* Begin RECORDS FOR PROCESSING *
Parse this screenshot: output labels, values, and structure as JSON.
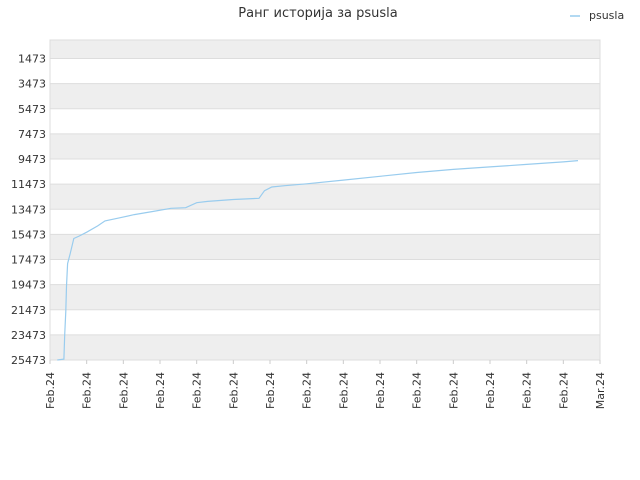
{
  "chart_data": {
    "type": "line",
    "title": "Ранг историја за psusla",
    "xlabel": "",
    "ylabel": "",
    "y_reversed": true,
    "ylim": [
      25473,
      0
    ],
    "y_ticks": [
      1473,
      3473,
      5473,
      7473,
      9473,
      11473,
      13473,
      15473,
      17473,
      19473,
      21473,
      23473,
      25473
    ],
    "x_tick_labels": [
      "Feb.24",
      "Feb.24",
      "Feb.24",
      "Feb.24",
      "Feb.24",
      "Feb.24",
      "Feb.24",
      "Feb.24",
      "Feb.24",
      "Feb.24",
      "Feb.24",
      "Feb.24",
      "Feb.24",
      "Feb.24",
      "Feb.24",
      "Mar.24"
    ],
    "grid": true,
    "band_colors": [
      "#eeeeee",
      "#ffffff"
    ],
    "legend": {
      "position": "top-right"
    },
    "series": [
      {
        "name": "psusla",
        "color": "#99ccee",
        "points": [
          [
            0.2,
            25473
          ],
          [
            0.38,
            25400
          ],
          [
            0.4,
            23473
          ],
          [
            0.43,
            21600
          ],
          [
            0.45,
            19600
          ],
          [
            0.48,
            17800
          ],
          [
            0.55,
            17000
          ],
          [
            0.65,
            15800
          ],
          [
            0.8,
            15600
          ],
          [
            1.0,
            15300
          ],
          [
            1.3,
            14800
          ],
          [
            1.5,
            14400
          ],
          [
            1.9,
            14150
          ],
          [
            2.3,
            13900
          ],
          [
            2.8,
            13650
          ],
          [
            3.3,
            13400
          ],
          [
            3.7,
            13350
          ],
          [
            4.0,
            12950
          ],
          [
            4.3,
            12850
          ],
          [
            5.0,
            12700
          ],
          [
            5.7,
            12600
          ],
          [
            5.85,
            12000
          ],
          [
            6.05,
            11700
          ],
          [
            6.4,
            11600
          ],
          [
            7.0,
            11450
          ],
          [
            8.0,
            11150
          ],
          [
            9.0,
            10850
          ],
          [
            10.0,
            10550
          ],
          [
            11.0,
            10300
          ],
          [
            12.0,
            10100
          ],
          [
            13.0,
            9900
          ],
          [
            14.0,
            9700
          ],
          [
            14.4,
            9600
          ]
        ]
      }
    ]
  }
}
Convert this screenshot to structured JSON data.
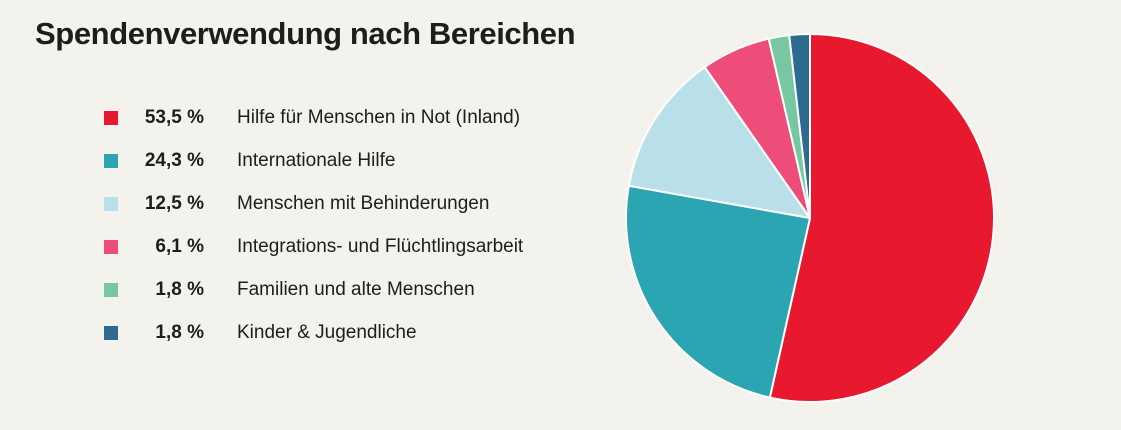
{
  "chart_data": {
    "type": "pie",
    "title": "Spendenverwendung nach Bereichen",
    "value_unit": "%",
    "slices": [
      {
        "label": "Hilfe für Menschen in Not (Inland)",
        "value": 53.5,
        "value_text": "53,5 %",
        "color": "#e8192f"
      },
      {
        "label": "Internationale Hilfe",
        "value": 24.3,
        "value_text": "24,3 %",
        "color": "#2aa5b1"
      },
      {
        "label": "Menschen mit Behinderungen",
        "value": 12.5,
        "value_text": "12,5 %",
        "color": "#b9e0e9"
      },
      {
        "label": "Integrations- und Flüchtlingsarbeit",
        "value": 6.1,
        "value_text": "6,1 %",
        "color": "#ee4c79"
      },
      {
        "label": "Familien und alte Menschen",
        "value": 1.8,
        "value_text": "1,8 %",
        "color": "#77c8a2"
      },
      {
        "label": "Kinder & Jugendliche",
        "value": 1.8,
        "value_text": "1,8 %",
        "color": "#2c6a8f"
      }
    ],
    "legend_position": "left",
    "slice_order": "clockwise from top"
  }
}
* End RECORDS FOR PROCESSING *
All of the lines above should be printed exactly, minus the pictures.

→ **FULL ANSWER**
Parse this screenshot: output labels, values, and structure as JSON.
{
  "chart_data": {
    "type": "line",
    "title": "Ранг историја за psusla",
    "xlabel": "",
    "ylabel": "",
    "y_reversed": true,
    "ylim": [
      25473,
      0
    ],
    "y_ticks": [
      1473,
      3473,
      5473,
      7473,
      9473,
      11473,
      13473,
      15473,
      17473,
      19473,
      21473,
      23473,
      25473
    ],
    "x_tick_labels": [
      "Feb.24",
      "Feb.24",
      "Feb.24",
      "Feb.24",
      "Feb.24",
      "Feb.24",
      "Feb.24",
      "Feb.24",
      "Feb.24",
      "Feb.24",
      "Feb.24",
      "Feb.24",
      "Feb.24",
      "Feb.24",
      "Feb.24",
      "Mar.24"
    ],
    "grid": true,
    "band_colors": [
      "#eeeeee",
      "#ffffff"
    ],
    "legend": {
      "position": "top-right"
    },
    "series": [
      {
        "name": "psusla",
        "color": "#99ccee",
        "points": [
          [
            0.2,
            25473
          ],
          [
            0.38,
            25400
          ],
          [
            0.4,
            23473
          ],
          [
            0.43,
            21600
          ],
          [
            0.45,
            19600
          ],
          [
            0.48,
            17800
          ],
          [
            0.55,
            17000
          ],
          [
            0.65,
            15800
          ],
          [
            0.8,
            15600
          ],
          [
            1.0,
            15300
          ],
          [
            1.3,
            14800
          ],
          [
            1.5,
            14400
          ],
          [
            1.9,
            14150
          ],
          [
            2.3,
            13900
          ],
          [
            2.8,
            13650
          ],
          [
            3.3,
            13400
          ],
          [
            3.7,
            13350
          ],
          [
            4.0,
            12950
          ],
          [
            4.3,
            12850
          ],
          [
            5.0,
            12700
          ],
          [
            5.7,
            12600
          ],
          [
            5.85,
            12000
          ],
          [
            6.05,
            11700
          ],
          [
            6.4,
            11600
          ],
          [
            7.0,
            11450
          ],
          [
            8.0,
            11150
          ],
          [
            9.0,
            10850
          ],
          [
            10.0,
            10550
          ],
          [
            11.0,
            10300
          ],
          [
            12.0,
            10100
          ],
          [
            13.0,
            9900
          ],
          [
            14.0,
            9700
          ],
          [
            14.4,
            9600
          ]
        ]
      }
    ]
  }
}
Convert this screenshot to structured JSON data.
{
  "chart_data": {
    "type": "pie",
    "title": "Spendenverwendung nach Bereichen",
    "value_unit": "%",
    "slices": [
      {
        "label": "Hilfe für Menschen in Not (Inland)",
        "value": 53.5,
        "value_text": "53,5 %",
        "color": "#e8192f"
      },
      {
        "label": "Internationale Hilfe",
        "value": 24.3,
        "value_text": "24,3 %",
        "color": "#2aa5b1"
      },
      {
        "label": "Menschen mit Behinderungen",
        "value": 12.5,
        "value_text": "12,5 %",
        "color": "#b9e0e9"
      },
      {
        "label": "Integrations- und Flüchtlingsarbeit",
        "value": 6.1,
        "value_text": "6,1 %",
        "color": "#ee4c79"
      },
      {
        "label": "Familien und alte Menschen",
        "value": 1.8,
        "value_text": "1,8 %",
        "color": "#77c8a2"
      },
      {
        "label": "Kinder & Jugendliche",
        "value": 1.8,
        "value_text": "1,8 %",
        "color": "#2c6a8f"
      }
    ],
    "legend_position": "left",
    "slice_order": "clockwise from top"
  }
}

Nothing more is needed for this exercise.